Copy every line that holds "WHEN".

[Items from a dataset]
== == ==
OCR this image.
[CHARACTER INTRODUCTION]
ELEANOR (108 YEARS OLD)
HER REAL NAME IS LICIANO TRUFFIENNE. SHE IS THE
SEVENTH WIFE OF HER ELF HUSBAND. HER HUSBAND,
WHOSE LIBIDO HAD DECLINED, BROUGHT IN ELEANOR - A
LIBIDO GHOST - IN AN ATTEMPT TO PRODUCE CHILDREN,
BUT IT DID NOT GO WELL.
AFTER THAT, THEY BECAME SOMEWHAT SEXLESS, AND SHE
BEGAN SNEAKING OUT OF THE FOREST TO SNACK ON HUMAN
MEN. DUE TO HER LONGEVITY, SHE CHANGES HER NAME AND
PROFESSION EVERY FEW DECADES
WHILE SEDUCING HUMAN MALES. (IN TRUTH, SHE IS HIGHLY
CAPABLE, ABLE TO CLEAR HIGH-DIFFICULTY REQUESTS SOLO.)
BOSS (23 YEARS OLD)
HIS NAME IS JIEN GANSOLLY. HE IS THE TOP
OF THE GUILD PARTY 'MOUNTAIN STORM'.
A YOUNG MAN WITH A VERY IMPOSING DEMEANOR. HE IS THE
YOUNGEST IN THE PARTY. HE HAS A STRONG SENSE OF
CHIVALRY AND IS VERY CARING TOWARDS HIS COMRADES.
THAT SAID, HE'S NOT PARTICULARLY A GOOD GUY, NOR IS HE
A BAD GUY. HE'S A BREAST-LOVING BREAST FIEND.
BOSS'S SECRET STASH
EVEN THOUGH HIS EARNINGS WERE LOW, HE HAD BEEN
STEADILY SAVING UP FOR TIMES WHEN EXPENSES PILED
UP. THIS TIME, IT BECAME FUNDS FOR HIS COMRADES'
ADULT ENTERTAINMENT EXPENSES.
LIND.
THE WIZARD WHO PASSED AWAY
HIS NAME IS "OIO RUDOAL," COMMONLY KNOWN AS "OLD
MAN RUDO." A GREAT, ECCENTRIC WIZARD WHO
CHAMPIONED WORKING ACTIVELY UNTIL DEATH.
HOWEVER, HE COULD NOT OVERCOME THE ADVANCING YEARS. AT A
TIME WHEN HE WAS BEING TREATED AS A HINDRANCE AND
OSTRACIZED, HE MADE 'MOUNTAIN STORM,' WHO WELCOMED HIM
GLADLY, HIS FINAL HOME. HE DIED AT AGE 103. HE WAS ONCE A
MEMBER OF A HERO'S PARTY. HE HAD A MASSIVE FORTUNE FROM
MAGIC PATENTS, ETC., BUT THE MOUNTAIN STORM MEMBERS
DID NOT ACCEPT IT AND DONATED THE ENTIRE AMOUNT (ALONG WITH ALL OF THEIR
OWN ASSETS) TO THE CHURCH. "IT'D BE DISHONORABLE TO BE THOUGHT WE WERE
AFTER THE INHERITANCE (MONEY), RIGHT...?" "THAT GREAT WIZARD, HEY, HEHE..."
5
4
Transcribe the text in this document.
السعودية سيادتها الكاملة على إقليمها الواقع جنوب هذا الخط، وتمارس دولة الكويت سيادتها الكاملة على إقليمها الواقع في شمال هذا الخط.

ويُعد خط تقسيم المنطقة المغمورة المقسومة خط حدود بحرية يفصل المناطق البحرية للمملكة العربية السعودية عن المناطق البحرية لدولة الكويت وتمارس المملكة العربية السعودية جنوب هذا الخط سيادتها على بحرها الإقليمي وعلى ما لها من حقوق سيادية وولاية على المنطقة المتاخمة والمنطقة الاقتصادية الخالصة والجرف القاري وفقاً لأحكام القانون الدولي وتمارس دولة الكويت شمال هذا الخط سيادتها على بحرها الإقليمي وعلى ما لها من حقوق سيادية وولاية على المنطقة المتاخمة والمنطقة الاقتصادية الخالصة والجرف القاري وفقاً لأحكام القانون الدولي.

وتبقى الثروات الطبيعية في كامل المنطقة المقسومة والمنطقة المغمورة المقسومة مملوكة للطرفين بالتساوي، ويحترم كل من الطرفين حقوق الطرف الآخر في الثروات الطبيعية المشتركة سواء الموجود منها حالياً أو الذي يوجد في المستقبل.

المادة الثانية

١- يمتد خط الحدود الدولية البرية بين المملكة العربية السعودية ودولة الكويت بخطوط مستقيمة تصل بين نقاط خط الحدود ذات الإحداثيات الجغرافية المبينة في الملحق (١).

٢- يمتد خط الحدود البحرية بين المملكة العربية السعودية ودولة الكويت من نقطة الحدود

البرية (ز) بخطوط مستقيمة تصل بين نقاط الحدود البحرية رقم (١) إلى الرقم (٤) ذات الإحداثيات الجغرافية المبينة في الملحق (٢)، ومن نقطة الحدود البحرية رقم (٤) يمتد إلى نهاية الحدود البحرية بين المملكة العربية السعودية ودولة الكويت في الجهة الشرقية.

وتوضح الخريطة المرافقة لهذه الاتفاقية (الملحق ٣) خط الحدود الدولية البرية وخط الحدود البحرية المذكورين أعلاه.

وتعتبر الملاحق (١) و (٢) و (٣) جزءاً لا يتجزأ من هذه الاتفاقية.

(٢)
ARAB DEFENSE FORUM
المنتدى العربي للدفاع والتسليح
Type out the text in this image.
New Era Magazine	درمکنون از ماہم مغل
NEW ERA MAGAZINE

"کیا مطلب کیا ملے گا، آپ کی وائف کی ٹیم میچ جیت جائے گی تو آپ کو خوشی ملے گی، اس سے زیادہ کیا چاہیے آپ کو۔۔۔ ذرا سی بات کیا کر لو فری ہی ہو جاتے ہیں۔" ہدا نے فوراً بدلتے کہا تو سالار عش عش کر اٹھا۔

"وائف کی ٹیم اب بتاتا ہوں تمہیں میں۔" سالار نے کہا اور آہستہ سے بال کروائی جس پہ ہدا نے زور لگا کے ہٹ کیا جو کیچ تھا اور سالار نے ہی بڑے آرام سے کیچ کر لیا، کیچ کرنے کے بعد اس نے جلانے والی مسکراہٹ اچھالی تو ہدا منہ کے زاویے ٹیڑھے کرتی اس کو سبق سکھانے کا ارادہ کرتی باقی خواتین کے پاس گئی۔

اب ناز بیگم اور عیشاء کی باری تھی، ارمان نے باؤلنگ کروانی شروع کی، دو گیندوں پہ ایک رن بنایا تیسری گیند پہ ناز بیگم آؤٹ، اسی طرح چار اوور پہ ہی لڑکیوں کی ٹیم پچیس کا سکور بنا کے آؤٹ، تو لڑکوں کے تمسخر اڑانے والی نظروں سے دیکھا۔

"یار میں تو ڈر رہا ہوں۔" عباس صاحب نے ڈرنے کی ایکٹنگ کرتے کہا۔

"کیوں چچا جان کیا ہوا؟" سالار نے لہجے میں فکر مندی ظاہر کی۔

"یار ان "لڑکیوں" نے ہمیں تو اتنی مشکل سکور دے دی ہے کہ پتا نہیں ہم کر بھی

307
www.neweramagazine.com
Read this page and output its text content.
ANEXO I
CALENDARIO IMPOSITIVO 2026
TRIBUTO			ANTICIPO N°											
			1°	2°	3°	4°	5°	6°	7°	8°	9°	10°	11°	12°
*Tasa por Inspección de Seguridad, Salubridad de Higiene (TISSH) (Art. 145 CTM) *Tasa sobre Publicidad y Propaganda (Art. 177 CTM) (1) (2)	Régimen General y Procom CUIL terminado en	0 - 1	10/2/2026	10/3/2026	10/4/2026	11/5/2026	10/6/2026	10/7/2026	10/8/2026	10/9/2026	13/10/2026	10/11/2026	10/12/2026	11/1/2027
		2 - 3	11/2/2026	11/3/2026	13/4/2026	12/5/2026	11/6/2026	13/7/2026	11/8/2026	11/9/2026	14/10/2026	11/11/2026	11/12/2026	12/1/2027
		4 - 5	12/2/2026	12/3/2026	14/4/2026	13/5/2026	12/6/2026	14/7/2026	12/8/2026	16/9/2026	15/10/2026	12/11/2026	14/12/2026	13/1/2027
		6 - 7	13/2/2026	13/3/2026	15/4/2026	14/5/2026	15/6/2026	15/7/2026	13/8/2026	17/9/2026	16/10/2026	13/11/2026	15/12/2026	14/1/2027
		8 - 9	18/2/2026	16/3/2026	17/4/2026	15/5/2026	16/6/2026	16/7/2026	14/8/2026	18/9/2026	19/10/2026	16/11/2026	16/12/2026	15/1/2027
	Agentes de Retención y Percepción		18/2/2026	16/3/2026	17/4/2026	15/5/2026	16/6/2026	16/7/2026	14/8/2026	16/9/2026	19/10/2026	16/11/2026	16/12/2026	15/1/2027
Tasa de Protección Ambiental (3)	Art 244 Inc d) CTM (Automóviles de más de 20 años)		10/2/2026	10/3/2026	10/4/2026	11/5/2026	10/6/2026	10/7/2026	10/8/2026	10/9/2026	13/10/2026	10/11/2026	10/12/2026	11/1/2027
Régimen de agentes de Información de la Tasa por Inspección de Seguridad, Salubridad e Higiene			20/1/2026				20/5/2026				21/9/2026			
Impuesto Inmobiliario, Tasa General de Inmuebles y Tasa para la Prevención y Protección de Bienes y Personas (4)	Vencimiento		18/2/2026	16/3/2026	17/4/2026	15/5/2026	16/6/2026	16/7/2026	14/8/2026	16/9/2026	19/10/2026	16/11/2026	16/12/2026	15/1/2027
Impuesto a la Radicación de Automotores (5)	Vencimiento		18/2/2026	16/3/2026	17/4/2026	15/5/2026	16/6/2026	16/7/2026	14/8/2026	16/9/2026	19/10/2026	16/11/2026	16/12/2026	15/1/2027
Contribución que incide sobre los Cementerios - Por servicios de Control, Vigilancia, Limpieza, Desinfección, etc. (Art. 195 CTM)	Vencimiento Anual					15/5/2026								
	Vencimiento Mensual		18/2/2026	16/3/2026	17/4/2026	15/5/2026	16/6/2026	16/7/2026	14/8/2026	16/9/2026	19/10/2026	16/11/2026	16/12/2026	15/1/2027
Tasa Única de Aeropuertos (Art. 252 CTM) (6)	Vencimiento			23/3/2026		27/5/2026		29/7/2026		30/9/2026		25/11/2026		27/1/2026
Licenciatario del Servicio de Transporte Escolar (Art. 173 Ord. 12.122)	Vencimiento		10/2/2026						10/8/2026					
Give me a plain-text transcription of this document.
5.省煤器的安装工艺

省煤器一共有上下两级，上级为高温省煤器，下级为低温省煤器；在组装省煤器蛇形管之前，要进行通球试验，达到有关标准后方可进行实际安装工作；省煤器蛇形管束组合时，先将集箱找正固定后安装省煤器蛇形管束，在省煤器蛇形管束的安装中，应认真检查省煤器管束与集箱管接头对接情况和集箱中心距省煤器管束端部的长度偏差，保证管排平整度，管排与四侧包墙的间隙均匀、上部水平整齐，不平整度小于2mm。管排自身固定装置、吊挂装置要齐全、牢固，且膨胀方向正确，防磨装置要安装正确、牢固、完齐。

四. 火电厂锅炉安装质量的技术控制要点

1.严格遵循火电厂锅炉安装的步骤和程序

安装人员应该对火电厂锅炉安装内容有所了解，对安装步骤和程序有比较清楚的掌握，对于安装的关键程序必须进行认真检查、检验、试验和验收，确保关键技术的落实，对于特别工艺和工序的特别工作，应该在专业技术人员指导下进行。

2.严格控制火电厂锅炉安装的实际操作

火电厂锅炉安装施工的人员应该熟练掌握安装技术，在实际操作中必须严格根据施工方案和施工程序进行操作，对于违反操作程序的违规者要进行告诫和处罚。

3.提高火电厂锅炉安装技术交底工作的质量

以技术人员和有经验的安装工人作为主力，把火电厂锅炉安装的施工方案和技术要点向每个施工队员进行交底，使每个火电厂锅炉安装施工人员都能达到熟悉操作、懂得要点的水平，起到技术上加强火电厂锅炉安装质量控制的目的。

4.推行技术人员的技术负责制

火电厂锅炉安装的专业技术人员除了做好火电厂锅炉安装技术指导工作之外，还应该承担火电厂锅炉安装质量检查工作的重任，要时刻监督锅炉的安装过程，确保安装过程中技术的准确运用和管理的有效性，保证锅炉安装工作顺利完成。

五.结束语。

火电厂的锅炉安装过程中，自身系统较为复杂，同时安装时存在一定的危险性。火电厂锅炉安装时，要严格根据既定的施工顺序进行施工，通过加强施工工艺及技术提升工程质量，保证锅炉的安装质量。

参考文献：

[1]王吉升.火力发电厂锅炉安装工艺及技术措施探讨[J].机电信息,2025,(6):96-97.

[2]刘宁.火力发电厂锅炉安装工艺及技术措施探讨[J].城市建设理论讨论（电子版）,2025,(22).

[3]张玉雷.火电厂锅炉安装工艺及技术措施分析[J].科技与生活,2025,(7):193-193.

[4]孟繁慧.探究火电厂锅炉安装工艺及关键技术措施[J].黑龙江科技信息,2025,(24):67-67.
== == ==
RESPONSE FOR THIS EXERCISE:
STEADILY SAVING UP FOR TIMES WHEN EXPENSES PILED
TIME WHEN HE WAS BEING TREATED AS A HINDRANCE AND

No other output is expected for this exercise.